The problem
Write out the listing exactly, starting at its first line and ending at the line that contains "text-line: cường quốc", with both of those lines included.
═══ Data for processing
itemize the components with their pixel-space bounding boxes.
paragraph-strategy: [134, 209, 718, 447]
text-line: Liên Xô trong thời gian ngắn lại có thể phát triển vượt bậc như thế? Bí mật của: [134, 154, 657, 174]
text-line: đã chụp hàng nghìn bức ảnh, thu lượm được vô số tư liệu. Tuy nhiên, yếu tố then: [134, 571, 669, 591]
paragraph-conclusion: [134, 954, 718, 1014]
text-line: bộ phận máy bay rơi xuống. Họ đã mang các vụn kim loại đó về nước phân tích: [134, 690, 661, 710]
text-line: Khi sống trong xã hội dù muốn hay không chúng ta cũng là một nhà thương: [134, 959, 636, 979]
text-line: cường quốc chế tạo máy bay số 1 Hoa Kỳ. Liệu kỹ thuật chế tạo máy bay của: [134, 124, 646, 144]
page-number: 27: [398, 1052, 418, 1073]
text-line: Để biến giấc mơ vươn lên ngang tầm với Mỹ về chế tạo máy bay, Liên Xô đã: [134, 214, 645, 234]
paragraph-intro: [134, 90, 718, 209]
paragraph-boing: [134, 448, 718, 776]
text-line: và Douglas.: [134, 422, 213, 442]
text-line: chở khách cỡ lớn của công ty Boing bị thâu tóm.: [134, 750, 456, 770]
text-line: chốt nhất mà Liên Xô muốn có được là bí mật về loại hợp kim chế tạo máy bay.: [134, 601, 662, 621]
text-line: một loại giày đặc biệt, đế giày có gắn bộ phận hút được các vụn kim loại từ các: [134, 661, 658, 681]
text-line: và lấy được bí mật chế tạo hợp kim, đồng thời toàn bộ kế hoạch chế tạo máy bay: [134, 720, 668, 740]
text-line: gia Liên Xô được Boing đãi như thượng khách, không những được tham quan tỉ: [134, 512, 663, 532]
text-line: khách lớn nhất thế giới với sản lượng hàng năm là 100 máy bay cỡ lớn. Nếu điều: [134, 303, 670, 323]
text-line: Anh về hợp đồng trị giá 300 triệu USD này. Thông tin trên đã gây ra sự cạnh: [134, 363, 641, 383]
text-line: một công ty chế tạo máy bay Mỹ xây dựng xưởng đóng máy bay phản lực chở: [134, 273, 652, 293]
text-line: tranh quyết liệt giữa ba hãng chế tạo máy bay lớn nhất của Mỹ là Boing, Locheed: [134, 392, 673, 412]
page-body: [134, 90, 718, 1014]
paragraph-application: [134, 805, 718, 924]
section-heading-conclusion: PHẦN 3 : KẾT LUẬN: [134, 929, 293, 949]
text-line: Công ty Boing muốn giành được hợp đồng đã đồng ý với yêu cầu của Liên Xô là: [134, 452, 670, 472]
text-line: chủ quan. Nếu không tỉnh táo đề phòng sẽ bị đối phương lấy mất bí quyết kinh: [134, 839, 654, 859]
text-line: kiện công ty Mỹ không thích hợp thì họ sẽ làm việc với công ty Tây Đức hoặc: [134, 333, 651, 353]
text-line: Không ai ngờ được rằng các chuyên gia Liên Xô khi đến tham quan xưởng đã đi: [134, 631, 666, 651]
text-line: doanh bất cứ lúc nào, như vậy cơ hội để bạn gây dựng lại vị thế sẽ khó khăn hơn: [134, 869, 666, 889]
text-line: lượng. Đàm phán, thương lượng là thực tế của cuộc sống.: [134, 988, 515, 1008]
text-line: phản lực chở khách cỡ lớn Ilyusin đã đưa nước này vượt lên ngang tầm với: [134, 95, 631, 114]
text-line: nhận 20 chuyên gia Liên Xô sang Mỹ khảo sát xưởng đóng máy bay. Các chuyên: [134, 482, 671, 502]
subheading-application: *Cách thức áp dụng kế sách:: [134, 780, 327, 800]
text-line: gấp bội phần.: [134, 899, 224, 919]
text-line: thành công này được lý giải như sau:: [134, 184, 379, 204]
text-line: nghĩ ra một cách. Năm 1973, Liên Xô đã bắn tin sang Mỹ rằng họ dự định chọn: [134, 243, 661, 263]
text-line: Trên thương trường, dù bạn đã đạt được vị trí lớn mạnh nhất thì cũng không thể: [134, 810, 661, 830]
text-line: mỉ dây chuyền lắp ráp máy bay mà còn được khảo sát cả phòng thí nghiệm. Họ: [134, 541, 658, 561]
══════
Written answer
itemize the components with their pixel-space bounding boxes.
paragraph-strategy: [134, 209, 718, 447]
text-line: Liên Xô trong thời gian ngắn lại có thể phát triển vượt bậc như thế? Bí mật của: [134, 154, 657, 174]
text-line: đã chụp hàng nghìn bức ảnh, thu lượm được vô số tư liệu. Tuy nhiên, yếu tố then: [134, 571, 669, 591]
paragraph-conclusion: [134, 954, 718, 1014]
text-line: bộ phận máy bay rơi xuống. Họ đã mang các vụn kim loại đó về nước phân tích: [134, 690, 661, 710]
text-line: Khi sống trong xã hội dù muốn hay không chúng ta cũng là một nhà thương: [134, 959, 636, 979]
text-line: cường quốc chế tạo máy bay số 1 Hoa Kỳ. Liệu kỹ thuật chế tạo máy bay của: [134, 124, 646, 144]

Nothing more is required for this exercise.